Supplied data start

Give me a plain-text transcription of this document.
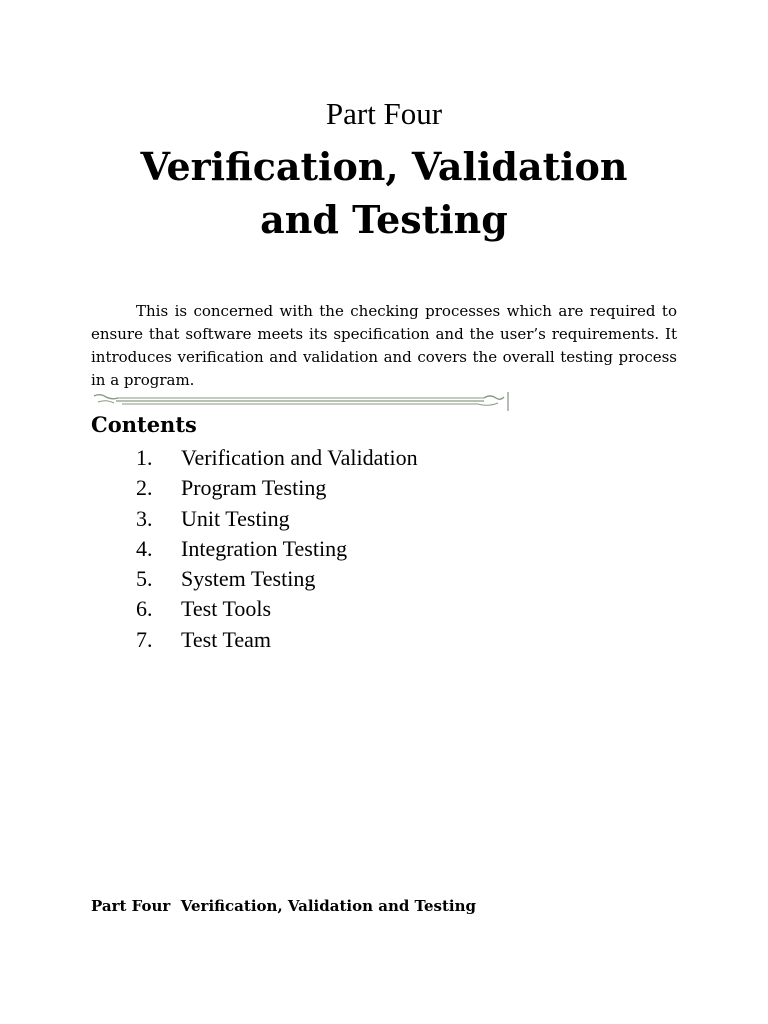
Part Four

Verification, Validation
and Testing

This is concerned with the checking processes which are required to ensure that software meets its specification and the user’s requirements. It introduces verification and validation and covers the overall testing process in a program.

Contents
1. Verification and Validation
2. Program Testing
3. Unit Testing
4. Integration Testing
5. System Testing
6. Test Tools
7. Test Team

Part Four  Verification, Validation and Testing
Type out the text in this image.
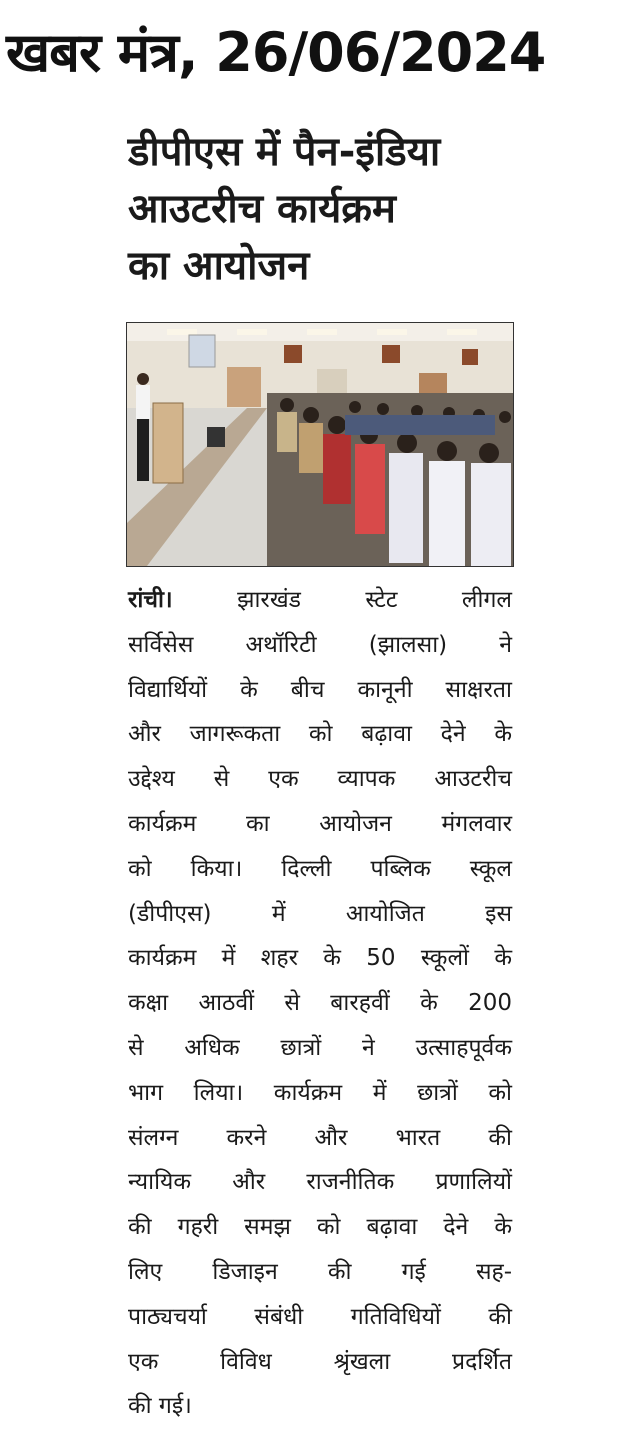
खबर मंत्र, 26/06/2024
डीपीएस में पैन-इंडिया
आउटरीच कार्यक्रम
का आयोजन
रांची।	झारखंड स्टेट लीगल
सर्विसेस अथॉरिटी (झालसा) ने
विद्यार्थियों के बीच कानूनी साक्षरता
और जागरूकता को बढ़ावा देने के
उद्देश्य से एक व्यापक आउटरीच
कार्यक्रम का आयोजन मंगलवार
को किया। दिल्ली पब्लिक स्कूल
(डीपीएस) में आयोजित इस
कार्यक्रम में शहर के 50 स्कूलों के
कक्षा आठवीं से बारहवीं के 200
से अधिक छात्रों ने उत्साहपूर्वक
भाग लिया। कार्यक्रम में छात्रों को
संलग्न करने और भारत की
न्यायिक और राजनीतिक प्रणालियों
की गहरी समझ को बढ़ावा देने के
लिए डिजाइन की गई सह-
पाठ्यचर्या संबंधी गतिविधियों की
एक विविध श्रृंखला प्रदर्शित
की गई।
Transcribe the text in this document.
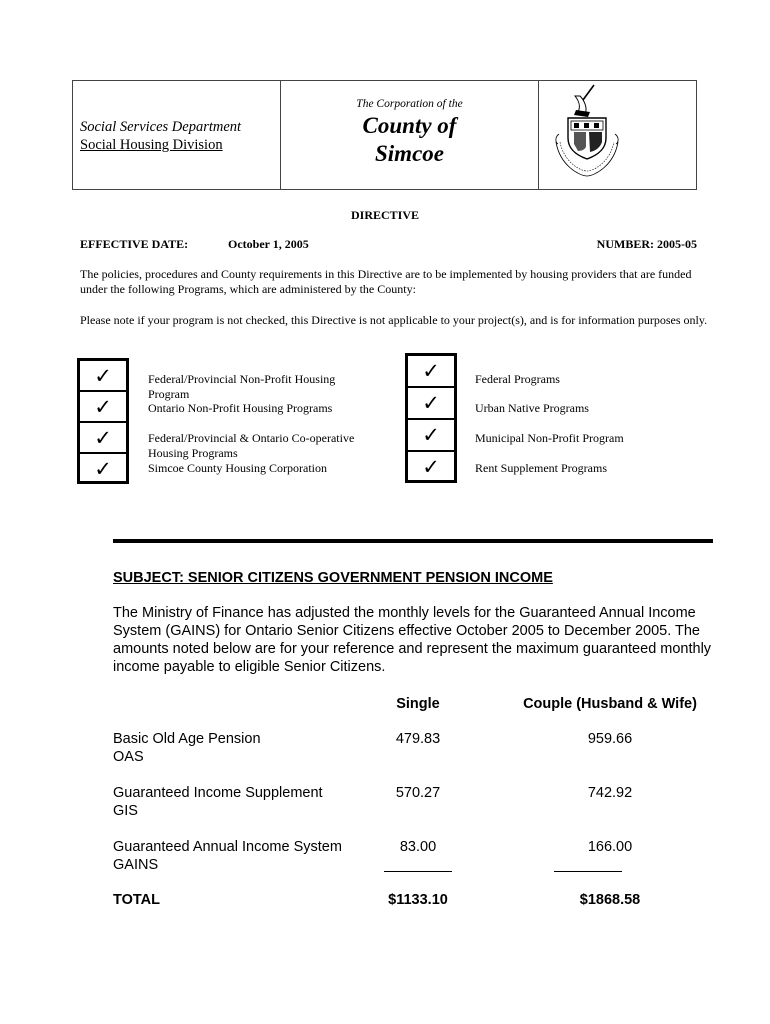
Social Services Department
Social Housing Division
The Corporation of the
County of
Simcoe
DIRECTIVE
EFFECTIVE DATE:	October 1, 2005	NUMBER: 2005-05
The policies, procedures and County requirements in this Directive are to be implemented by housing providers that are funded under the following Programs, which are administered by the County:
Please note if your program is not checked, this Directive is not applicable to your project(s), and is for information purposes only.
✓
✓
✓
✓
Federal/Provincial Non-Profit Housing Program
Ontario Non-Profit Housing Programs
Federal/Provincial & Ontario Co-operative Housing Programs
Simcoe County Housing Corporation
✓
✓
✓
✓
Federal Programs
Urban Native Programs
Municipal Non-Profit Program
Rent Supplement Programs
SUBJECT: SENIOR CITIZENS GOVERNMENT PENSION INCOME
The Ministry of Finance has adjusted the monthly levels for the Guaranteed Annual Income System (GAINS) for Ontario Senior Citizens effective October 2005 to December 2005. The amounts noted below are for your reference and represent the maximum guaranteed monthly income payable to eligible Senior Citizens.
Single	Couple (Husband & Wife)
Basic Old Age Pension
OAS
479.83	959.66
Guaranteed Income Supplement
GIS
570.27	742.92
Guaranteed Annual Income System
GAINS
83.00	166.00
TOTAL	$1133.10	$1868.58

Supplied data end
Supplied data start

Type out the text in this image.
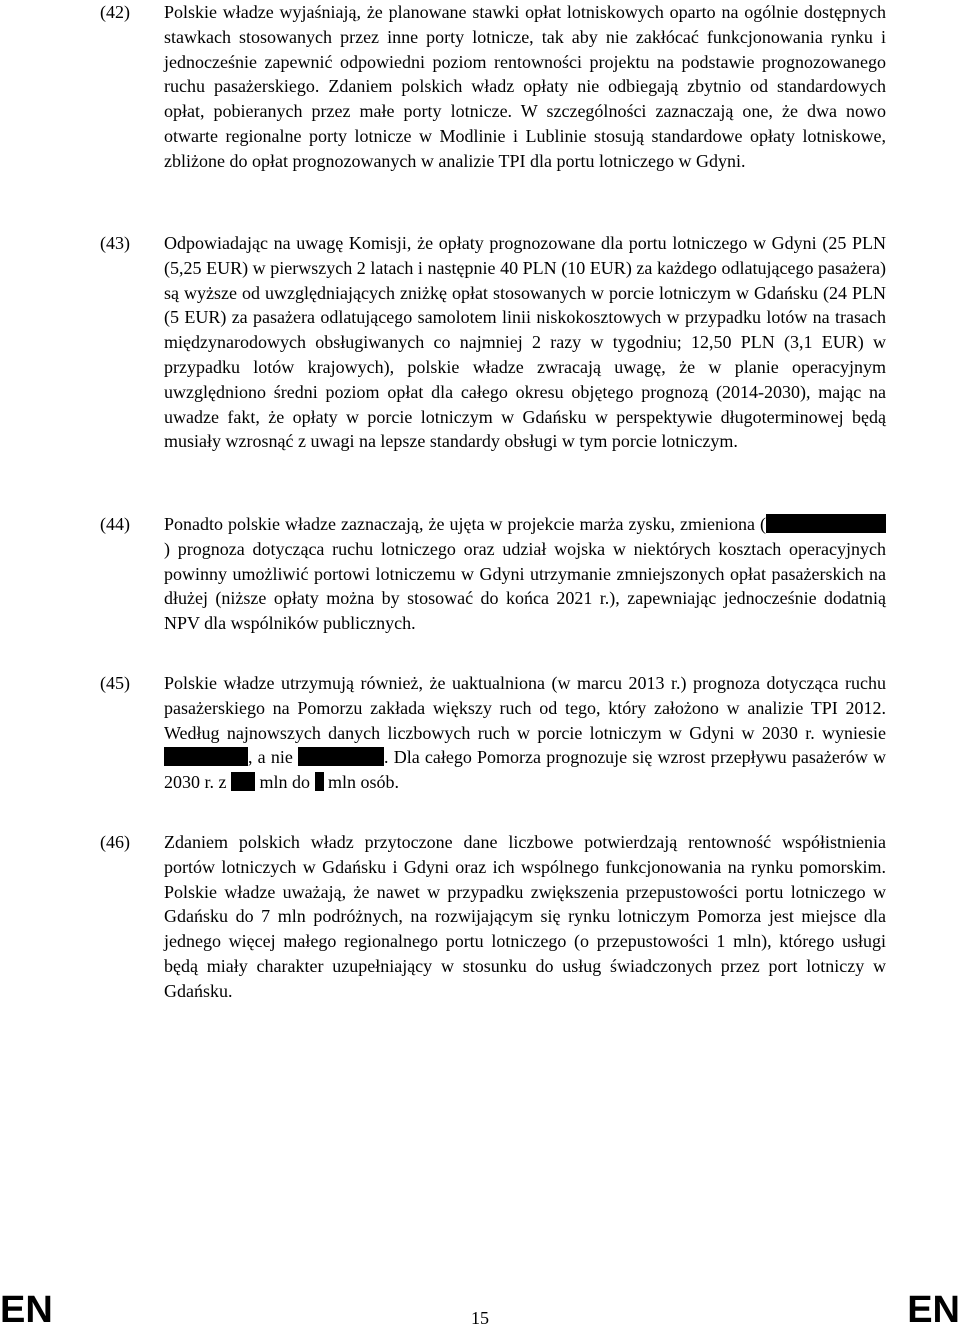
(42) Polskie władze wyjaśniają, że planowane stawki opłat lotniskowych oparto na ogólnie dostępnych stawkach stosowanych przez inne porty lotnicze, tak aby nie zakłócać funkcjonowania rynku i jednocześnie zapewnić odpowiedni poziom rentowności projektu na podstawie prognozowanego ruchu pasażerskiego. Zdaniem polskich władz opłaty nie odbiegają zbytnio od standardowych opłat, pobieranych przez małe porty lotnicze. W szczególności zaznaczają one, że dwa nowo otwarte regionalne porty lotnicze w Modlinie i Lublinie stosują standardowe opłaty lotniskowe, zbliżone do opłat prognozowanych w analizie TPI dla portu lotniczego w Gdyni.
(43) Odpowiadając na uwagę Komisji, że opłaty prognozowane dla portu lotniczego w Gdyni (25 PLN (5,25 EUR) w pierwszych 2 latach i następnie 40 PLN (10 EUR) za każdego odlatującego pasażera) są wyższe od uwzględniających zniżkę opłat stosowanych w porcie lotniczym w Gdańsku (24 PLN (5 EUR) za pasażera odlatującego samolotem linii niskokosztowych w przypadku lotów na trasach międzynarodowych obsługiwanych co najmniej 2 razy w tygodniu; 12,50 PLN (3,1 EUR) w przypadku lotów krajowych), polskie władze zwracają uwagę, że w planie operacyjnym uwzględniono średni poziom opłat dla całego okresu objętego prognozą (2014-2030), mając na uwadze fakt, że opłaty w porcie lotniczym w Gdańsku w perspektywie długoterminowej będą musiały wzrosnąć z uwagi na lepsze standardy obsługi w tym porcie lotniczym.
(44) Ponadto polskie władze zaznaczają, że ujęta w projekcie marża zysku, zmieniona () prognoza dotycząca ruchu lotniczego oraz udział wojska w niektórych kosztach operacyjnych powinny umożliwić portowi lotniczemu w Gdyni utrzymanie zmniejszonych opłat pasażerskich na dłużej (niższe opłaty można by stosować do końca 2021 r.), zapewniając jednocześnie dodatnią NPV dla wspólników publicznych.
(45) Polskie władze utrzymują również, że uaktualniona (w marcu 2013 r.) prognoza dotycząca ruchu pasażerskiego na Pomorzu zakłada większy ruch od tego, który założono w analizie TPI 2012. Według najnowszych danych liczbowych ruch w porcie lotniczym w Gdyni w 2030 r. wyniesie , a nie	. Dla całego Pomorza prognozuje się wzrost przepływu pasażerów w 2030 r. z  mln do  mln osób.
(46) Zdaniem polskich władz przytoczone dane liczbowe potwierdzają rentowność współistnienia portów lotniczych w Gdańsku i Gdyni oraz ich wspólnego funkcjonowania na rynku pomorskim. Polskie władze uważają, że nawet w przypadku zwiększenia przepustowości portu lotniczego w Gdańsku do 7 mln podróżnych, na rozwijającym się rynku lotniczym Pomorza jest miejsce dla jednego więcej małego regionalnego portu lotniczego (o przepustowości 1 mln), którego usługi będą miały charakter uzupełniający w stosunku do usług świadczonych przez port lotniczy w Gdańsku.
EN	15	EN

Supplied data end

Write out every line of the data that holds the word "document".

Solution to the problem
Give me a plain-text transcription of this document.
Transcribe the text in this document.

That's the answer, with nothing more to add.